YOUR GOAL: Output each line exactly as it appears, skipping any embedded picture.

╭─ RECORDS FOR THE TASK

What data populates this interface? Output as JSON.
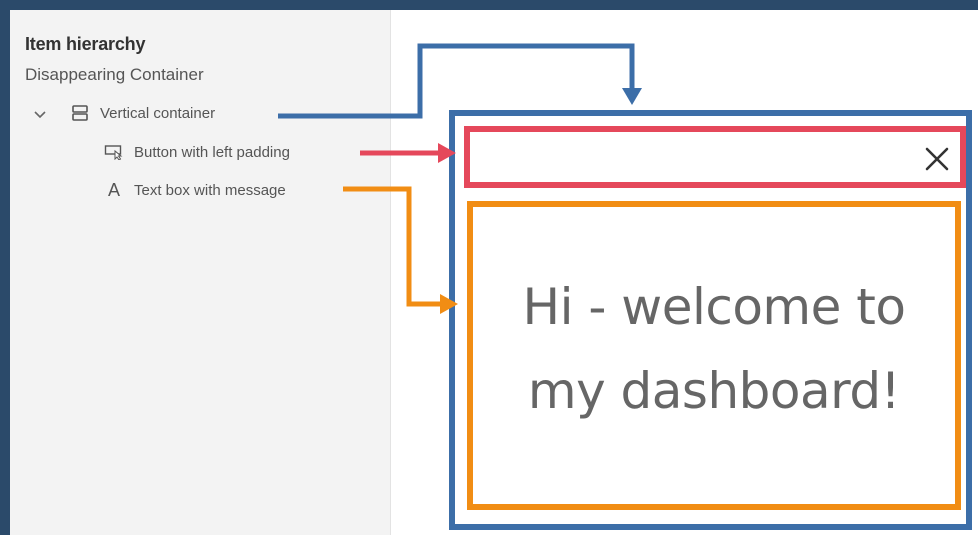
{
  "sidebar": {
    "title": "Item hierarchy",
    "subtitle": "Disappearing Container",
    "items": [
      {
        "label": "Vertical container",
        "icon": "vertical-container-icon",
        "expanded": true
      },
      {
        "label": "Button with left padding",
        "icon": "button-icon"
      },
      {
        "label": "Text box with message",
        "icon": "text-icon",
        "glyph": "A"
      }
    ]
  },
  "canvas": {
    "message": "Hi - welcome to my dashboard!",
    "close_glyph": "✕"
  },
  "colors": {
    "background": "#2b4a6a",
    "container_blue": "#3c6ea8",
    "button_red": "#e5485b",
    "text_orange": "#f18d14"
  }
}
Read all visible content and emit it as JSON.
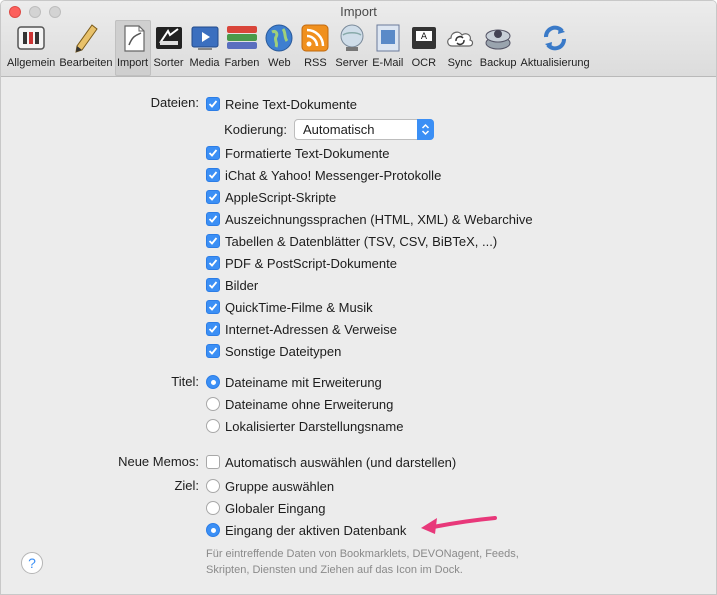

╰─

EXPECTED ANSWER:
What data populates this interface? Output as JSON.
{
  "sidebar": {
    "title": "Item hierarchy",
    "subtitle": "Disappearing Container",
    "items": [
      {
        "label": "Vertical container",
        "icon": "vertical-container-icon",
        "expanded": true
      },
      {
        "label": "Button with left padding",
        "icon": "button-icon"
      },
      {
        "label": "Text box with message",
        "icon": "text-icon",
        "glyph": "A"
      }
    ]
  },
  "canvas": {
    "message": "Hi - welcome to my dashboard!",
    "close_glyph": "✕"
  },
  "colors": {
    "background": "#2b4a6a",
    "container_blue": "#3c6ea8",
    "button_red": "#e5485b",
    "text_orange": "#f18d14"
  }
}
Read all visible content and emit it as JSON.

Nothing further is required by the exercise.